STORED ROWS
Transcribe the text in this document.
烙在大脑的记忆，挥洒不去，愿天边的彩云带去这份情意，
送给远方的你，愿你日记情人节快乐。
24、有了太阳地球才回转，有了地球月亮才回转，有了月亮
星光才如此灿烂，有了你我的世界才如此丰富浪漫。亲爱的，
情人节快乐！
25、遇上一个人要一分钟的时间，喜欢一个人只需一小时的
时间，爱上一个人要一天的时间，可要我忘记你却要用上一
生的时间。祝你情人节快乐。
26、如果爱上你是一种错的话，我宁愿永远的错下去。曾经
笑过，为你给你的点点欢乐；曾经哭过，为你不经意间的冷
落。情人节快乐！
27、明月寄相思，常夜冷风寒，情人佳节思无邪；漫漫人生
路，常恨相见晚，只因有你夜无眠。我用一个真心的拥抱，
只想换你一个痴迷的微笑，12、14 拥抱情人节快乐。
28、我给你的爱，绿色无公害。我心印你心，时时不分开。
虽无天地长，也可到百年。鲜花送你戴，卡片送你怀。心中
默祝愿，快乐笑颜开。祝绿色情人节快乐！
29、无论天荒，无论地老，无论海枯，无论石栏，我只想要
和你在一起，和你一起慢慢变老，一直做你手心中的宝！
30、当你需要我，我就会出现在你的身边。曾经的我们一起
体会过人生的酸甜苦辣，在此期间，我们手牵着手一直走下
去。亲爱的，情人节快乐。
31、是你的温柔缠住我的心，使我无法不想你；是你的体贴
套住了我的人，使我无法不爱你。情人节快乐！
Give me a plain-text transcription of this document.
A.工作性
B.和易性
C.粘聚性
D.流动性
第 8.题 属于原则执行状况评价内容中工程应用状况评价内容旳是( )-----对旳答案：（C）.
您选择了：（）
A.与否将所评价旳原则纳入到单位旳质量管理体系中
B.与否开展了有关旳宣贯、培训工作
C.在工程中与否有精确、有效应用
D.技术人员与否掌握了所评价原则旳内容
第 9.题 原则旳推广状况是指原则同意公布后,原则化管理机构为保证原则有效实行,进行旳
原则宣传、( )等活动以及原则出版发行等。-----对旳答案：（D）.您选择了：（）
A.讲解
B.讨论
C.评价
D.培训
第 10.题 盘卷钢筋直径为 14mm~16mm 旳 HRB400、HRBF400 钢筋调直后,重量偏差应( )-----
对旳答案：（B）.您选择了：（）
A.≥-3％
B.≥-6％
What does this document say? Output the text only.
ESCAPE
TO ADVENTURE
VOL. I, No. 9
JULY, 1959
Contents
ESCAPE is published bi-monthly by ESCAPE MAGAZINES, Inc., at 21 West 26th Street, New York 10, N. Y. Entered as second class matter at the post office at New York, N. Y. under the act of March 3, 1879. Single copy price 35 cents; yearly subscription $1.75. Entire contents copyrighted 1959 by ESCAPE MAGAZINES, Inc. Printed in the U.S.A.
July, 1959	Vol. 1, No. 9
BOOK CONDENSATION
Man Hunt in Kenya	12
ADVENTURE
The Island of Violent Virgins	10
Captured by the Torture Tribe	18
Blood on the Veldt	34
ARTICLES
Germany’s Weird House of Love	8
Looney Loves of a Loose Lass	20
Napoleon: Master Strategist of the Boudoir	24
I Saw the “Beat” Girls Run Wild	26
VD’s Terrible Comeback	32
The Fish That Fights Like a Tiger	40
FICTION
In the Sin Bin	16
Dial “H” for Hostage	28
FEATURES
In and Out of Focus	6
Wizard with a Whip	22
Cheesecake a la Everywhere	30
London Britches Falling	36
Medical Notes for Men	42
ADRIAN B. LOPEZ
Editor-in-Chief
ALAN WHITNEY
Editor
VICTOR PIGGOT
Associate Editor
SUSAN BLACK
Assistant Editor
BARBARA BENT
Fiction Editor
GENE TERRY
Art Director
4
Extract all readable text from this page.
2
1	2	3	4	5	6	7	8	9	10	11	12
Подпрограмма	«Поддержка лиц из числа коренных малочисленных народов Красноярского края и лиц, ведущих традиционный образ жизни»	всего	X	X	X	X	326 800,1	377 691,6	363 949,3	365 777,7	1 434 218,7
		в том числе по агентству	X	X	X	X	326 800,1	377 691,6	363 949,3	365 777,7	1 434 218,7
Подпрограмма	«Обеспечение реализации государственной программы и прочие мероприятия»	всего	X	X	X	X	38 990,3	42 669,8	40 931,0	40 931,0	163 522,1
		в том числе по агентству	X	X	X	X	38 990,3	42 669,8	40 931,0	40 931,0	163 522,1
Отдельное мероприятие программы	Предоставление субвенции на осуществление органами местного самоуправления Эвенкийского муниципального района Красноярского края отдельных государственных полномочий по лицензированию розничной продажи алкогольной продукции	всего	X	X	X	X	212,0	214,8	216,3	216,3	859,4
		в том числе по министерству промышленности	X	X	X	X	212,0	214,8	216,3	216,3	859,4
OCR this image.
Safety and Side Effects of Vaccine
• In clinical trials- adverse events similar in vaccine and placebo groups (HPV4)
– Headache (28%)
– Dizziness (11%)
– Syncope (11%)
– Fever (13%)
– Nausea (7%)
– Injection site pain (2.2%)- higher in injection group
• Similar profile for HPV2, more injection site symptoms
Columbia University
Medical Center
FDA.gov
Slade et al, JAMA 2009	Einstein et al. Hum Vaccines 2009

REQUIREMENT
Transcribe all lines as written.

EXERCISE ANSWER
Transcribe the text in this document.
烙在大脑的记忆，挥洒不去，愿天边的彩云带去这份情意，
送给远方的你，愿你日记情人节快乐。
24、有了太阳地球才回转，有了地球月亮才回转，有了月亮
星光才如此灿烂，有了你我的世界才如此丰富浪漫。亲爱的，
情人节快乐！
25、遇上一个人要一分钟的时间，喜欢一个人只需一小时的
时间，爱上一个人要一天的时间，可要我忘记你却要用上一
生的时间。祝你情人节快乐。
26、如果爱上你是一种错的话，我宁愿永远的错下去。曾经
笑过，为你给你的点点欢乐；曾经哭过，为你不经意间的冷
落。情人节快乐！
27、明月寄相思，常夜冷风寒，情人佳节思无邪；漫漫人生
路，常恨相见晚，只因有你夜无眠。我用一个真心的拥抱，
只想换你一个痴迷的微笑，12、14 拥抱情人节快乐。
28、我给你的爱，绿色无公害。我心印你心，时时不分开。
虽无天地长，也可到百年。鲜花送你戴，卡片送你怀。心中
默祝愿，快乐笑颜开。祝绿色情人节快乐！
29、无论天荒，无论地老，无论海枯，无论石栏，我只想要
和你在一起，和你一起慢慢变老，一直做你手心中的宝！
30、当你需要我，我就会出现在你的身边。曾经的我们一起
体会过人生的酸甜苦辣，在此期间，我们手牵着手一直走下
去。亲爱的，情人节快乐。
31、是你的温柔缠住我的心，使我无法不想你；是你的体贴
套住了我的人，使我无法不爱你。情人节快乐！
Give me a plain-text transcription of this document.
A.工作性
B.和易性
C.粘聚性
D.流动性
第 8.题 属于原则执行状况评价内容中工程应用状况评价内容旳是( )-----对旳答案：（C）.
您选择了：（）
A.与否将所评价旳原则纳入到单位旳质量管理体系中
B.与否开展了有关旳宣贯、培训工作
C.在工程中与否有精确、有效应用
D.技术人员与否掌握了所评价原则旳内容
第 9.题 原则旳推广状况是指原则同意公布后,原则化管理机构为保证原则有效实行,进行旳
原则宣传、( )等活动以及原则出版发行等。-----对旳答案：（D）.您选择了：（）
A.讲解
B.讨论
C.评价
D.培训
第 10.题 盘卷钢筋直径为 14mm~16mm 旳 HRB400、HRBF400 钢筋调直后,重量偏差应( )-----
对旳答案：（B）.您选择了：（）
A.≥-3％
B.≥-6％
What does this document say? Output the text only.
ESCAPE
TO ADVENTURE
VOL. I, No. 9
JULY, 1959
Contents
ESCAPE is published bi-monthly by ESCAPE MAGAZINES, Inc., at 21 West 26th Street, New York 10, N. Y. Entered as second class matter at the post office at New York, N. Y. under the act of March 3, 1879. Single copy price 35 cents; yearly subscription $1.75. Entire contents copyrighted 1959 by ESCAPE MAGAZINES, Inc. Printed in the U.S.A.
July, 1959	Vol. 1, No. 9
BOOK CONDENSATION
Man Hunt in Kenya	12
ADVENTURE
The Island of Violent Virgins	10
Captured by the Torture Tribe	18
Blood on the Veldt	34
ARTICLES
Germany’s Weird House of Love	8
Looney Loves of a Loose Lass	20
Napoleon: Master Strategist of the Boudoir	24
I Saw the “Beat” Girls Run Wild	26
VD’s Terrible Comeback	32
The Fish That Fights Like a Tiger	40
FICTION
In the Sin Bin	16
Dial “H” for Hostage	28
FEATURES
In and Out of Focus	6
Wizard with a Whip	22
Cheesecake a la Everywhere	30
London Britches Falling	36
Medical Notes for Men	42
ADRIAN B. LOPEZ
Editor-in-Chief
ALAN WHITNEY
Editor
VICTOR PIGGOT
Associate Editor
SUSAN BLACK
Assistant Editor
BARBARA BENT
Fiction Editor
GENE TERRY
Art Director
4
Extract all readable text from this page.
2
1	2	3	4	5	6	7	8	9	10	11	12
Подпрограмма	«Поддержка лиц из числа коренных малочисленных народов Красноярского края и лиц, ведущих традиционный образ жизни»	всего	X	X	X	X	326 800,1	377 691,6	363 949,3	365 777,7	1 434 218,7
		в том числе по агентству	X	X	X	X	326 800,1	377 691,6	363 949,3	365 777,7	1 434 218,7
Подпрограмма	«Обеспечение реализации государственной программы и прочие мероприятия»	всего	X	X	X	X	38 990,3	42 669,8	40 931,0	40 931,0	163 522,1
		в том числе по агентству	X	X	X	X	38 990,3	42 669,8	40 931,0	40 931,0	163 522,1
Отдельное мероприятие программы	Предоставление субвенции на осуществление органами местного самоуправления Эвенкийского муниципального района Красноярского края отдельных государственных полномочий по лицензированию розничной продажи алкогольной продукции	всего	X	X	X	X	212,0	214,8	216,3	216,3	859,4
		в том числе по министерству промышленности	X	X	X	X	212,0	214,8	216,3	216,3	859,4
OCR this image.
Safety and Side Effects of Vaccine
• In clinical trials- adverse events similar in vaccine and placebo groups (HPV4)
– Headache (28%)
– Dizziness (11%)
– Syncope (11%)
– Fever (13%)
– Nausea (7%)
– Injection site pain (2.2%)- higher in injection group
• Similar profile for HPV2, more injection site symptoms
Columbia University
Medical Center
FDA.gov
Slade et al, JAMA 2009	Einstein et al. Hum Vaccines 2009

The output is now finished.